Task requirements: Extract each line of the material that follows exactly and omit its pictures.

Excerpted records:
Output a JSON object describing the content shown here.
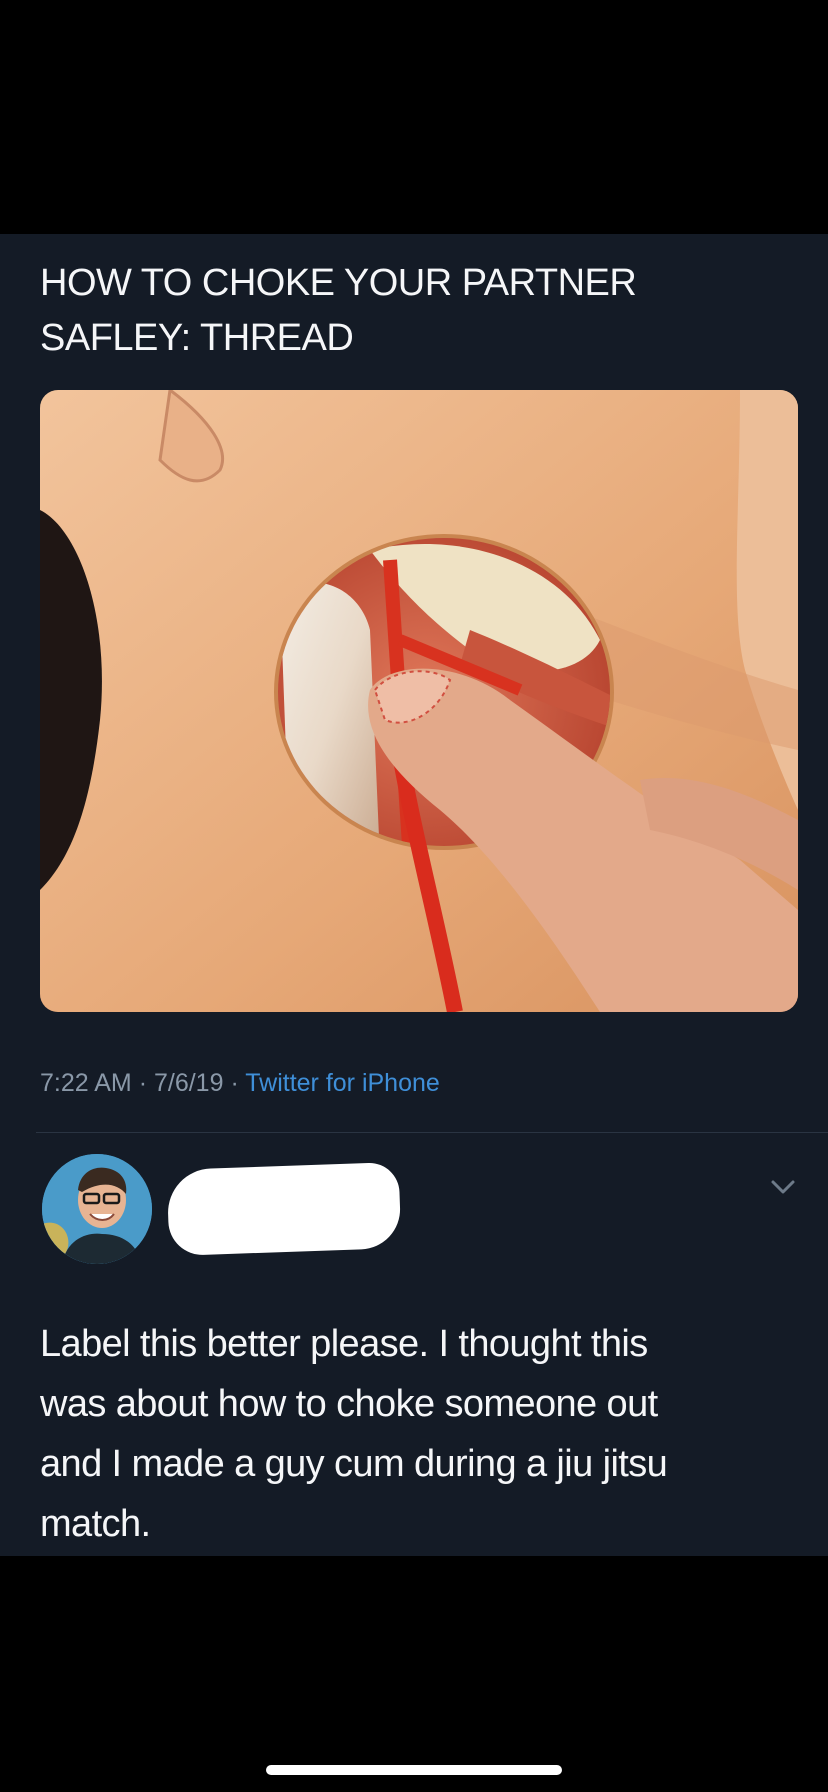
{
  "tweet": {
    "text_lines": [
      "HOW TO CHOKE YOUR PARTNER",
      "SAFLEY: THREAD"
    ],
    "media_icon": "neck-anatomy-illustration",
    "time": "7:22 AM",
    "separator": "·",
    "date": "7/6/19",
    "source": "Twitter for iPhone"
  },
  "reply": {
    "avatar_icon": "user-avatar",
    "name_redacted": true,
    "menu_icon": "chevron-down-icon",
    "text_lines": [
      "Label this better please. I thought this",
      "was about how to choke someone out",
      "and I made a guy cum during a jiu jitsu",
      "match."
    ]
  },
  "colors": {
    "page_background": "#000000",
    "panel_background": "#141b26",
    "text": "#f5f6f8",
    "meta_text": "#8a98a8",
    "link": "#3f8fd8",
    "divider": "#2a3442"
  }
}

Full solution:
Output a JSON object describing the content shown here.
{
  "tweet": {
    "text_lines": [
      "HOW TO CHOKE YOUR PARTNER",
      "SAFLEY: THREAD"
    ],
    "media_icon": "neck-anatomy-illustration",
    "time": "7:22 AM",
    "separator": "·",
    "date": "7/6/19",
    "source": "Twitter for iPhone"
  },
  "reply": {
    "avatar_icon": "user-avatar",
    "name_redacted": true,
    "menu_icon": "chevron-down-icon",
    "text_lines": [
      "Label this better please. I thought this",
      "was about how to choke someone out",
      "and I made a guy cum during a jiu jitsu",
      "match."
    ]
  },
  "colors": {
    "page_background": "#000000",
    "panel_background": "#141b26",
    "text": "#f5f6f8",
    "meta_text": "#8a98a8",
    "link": "#3f8fd8",
    "divider": "#2a3442"
  }
}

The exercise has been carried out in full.